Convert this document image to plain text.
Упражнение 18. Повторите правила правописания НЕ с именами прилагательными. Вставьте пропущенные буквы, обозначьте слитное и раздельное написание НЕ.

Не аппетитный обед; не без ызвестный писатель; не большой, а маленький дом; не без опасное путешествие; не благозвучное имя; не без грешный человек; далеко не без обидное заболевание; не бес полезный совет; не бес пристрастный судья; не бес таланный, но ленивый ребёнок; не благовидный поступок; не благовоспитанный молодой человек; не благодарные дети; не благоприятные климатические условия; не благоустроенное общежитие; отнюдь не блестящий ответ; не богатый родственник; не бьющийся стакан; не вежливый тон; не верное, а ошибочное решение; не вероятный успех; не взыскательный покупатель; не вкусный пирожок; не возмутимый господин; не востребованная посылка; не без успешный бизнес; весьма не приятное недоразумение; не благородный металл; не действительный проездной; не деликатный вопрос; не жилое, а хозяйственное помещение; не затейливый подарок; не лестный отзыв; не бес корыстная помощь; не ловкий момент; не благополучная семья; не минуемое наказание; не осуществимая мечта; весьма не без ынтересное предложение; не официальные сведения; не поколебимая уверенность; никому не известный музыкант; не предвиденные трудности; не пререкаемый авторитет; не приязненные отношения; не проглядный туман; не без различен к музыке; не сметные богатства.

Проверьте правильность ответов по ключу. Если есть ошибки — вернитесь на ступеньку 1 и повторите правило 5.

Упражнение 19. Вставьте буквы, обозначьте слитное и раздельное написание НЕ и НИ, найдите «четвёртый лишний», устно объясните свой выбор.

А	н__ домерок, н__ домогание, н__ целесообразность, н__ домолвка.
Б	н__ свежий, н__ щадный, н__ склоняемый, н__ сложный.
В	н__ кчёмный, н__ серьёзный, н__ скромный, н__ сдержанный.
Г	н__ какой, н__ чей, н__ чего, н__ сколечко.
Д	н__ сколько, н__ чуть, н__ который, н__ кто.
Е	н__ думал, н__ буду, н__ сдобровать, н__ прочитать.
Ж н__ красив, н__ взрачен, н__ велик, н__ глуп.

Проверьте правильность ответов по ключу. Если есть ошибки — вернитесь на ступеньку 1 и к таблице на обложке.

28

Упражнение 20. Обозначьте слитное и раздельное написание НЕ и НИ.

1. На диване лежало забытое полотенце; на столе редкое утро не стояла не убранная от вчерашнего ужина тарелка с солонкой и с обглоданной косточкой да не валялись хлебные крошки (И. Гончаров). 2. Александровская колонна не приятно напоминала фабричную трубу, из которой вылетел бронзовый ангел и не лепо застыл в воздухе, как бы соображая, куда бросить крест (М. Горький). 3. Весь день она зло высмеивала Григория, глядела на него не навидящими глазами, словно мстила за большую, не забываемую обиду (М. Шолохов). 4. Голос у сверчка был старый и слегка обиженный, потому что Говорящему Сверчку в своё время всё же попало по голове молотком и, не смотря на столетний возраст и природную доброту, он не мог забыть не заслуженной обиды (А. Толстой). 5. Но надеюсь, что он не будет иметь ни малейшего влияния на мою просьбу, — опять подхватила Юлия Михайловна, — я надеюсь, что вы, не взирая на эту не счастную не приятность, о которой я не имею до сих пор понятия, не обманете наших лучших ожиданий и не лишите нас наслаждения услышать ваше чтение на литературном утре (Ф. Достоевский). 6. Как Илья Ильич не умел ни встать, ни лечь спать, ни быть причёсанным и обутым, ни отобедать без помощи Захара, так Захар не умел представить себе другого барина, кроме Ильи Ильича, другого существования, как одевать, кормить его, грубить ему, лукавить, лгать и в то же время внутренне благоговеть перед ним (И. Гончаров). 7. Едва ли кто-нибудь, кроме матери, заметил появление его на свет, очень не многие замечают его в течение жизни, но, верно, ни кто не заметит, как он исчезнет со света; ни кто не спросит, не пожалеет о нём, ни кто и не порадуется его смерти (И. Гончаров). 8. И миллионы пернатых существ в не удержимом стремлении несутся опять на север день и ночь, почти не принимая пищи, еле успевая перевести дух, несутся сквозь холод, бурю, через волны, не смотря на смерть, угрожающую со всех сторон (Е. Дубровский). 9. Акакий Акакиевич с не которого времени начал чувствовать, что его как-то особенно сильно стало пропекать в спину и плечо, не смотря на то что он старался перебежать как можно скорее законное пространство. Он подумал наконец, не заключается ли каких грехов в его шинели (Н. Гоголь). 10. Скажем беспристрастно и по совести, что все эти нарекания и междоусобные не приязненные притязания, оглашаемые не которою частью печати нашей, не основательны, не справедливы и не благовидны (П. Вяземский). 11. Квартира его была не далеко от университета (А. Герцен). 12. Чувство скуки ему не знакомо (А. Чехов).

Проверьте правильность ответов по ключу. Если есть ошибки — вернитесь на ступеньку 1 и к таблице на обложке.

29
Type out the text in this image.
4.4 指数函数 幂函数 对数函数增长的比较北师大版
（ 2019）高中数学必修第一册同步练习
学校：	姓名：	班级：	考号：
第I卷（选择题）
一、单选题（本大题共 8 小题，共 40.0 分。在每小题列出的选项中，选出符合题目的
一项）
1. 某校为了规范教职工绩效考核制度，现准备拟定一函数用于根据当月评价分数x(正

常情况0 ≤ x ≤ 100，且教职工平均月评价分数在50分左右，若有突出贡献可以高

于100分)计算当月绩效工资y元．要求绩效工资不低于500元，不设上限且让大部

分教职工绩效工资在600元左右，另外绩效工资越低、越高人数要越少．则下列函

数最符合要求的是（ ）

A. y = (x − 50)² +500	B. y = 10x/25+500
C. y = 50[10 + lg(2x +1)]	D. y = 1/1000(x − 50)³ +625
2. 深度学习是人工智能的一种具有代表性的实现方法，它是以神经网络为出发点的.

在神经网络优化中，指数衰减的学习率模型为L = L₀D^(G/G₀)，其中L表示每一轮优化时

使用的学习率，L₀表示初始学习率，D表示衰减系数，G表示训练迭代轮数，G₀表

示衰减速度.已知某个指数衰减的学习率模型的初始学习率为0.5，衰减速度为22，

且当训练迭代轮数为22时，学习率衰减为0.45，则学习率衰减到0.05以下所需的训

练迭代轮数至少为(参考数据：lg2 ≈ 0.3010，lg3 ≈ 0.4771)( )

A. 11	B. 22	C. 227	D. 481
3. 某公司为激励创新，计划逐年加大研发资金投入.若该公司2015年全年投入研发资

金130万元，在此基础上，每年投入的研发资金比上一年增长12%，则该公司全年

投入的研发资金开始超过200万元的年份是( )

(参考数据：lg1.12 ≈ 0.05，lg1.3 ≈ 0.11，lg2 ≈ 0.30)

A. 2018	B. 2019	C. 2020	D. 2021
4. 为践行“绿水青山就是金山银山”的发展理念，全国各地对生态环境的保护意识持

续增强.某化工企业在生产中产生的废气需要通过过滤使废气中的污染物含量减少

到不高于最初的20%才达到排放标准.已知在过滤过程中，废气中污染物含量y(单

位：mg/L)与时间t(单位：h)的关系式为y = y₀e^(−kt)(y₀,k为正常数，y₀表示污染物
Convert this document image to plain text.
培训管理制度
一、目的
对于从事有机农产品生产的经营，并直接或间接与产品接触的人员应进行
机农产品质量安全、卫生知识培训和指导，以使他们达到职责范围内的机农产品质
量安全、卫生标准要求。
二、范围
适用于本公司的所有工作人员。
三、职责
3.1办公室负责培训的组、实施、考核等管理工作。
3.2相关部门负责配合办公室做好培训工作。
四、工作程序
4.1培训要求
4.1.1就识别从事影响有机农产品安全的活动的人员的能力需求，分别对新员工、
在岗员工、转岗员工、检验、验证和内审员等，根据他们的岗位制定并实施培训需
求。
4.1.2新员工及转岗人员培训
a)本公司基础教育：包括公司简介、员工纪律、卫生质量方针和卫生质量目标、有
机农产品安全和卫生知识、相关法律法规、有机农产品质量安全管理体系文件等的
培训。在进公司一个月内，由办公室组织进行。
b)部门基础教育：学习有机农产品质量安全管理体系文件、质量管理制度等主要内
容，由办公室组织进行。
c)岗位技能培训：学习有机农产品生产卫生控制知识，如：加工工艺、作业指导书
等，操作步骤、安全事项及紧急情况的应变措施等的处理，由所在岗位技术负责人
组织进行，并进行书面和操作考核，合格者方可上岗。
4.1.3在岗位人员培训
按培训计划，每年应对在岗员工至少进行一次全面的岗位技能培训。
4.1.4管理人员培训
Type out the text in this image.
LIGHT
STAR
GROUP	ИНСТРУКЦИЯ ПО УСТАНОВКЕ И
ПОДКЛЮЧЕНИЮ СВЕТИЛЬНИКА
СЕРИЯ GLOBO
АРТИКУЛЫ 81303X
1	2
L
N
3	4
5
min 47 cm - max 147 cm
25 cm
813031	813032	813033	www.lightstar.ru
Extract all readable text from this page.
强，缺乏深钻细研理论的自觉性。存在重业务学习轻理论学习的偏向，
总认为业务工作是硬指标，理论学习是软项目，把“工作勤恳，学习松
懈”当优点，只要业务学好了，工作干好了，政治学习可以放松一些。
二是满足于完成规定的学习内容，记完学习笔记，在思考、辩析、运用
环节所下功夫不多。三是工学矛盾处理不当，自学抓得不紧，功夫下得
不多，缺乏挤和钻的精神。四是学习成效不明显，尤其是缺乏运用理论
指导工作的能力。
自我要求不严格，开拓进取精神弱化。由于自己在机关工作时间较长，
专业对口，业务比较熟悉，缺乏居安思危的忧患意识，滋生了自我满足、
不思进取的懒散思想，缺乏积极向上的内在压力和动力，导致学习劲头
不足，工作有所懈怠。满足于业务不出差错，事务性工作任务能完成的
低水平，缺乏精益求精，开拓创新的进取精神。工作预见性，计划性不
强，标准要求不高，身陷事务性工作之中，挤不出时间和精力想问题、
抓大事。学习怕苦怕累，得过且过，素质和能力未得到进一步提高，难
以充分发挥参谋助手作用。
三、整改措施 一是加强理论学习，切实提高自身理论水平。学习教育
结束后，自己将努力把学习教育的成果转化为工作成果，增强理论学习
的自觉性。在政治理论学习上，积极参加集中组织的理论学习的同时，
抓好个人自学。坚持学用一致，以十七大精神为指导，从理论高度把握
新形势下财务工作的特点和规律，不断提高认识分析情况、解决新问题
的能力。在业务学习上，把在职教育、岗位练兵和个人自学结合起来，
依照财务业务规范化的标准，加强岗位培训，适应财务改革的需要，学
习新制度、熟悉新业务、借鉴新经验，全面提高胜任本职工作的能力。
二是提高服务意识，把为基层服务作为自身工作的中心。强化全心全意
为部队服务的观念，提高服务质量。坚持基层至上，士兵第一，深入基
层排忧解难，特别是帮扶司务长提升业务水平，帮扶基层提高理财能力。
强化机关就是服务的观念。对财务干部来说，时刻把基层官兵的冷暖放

__________________________________________________

State how many lines above contain the string "написание", with no other words.

3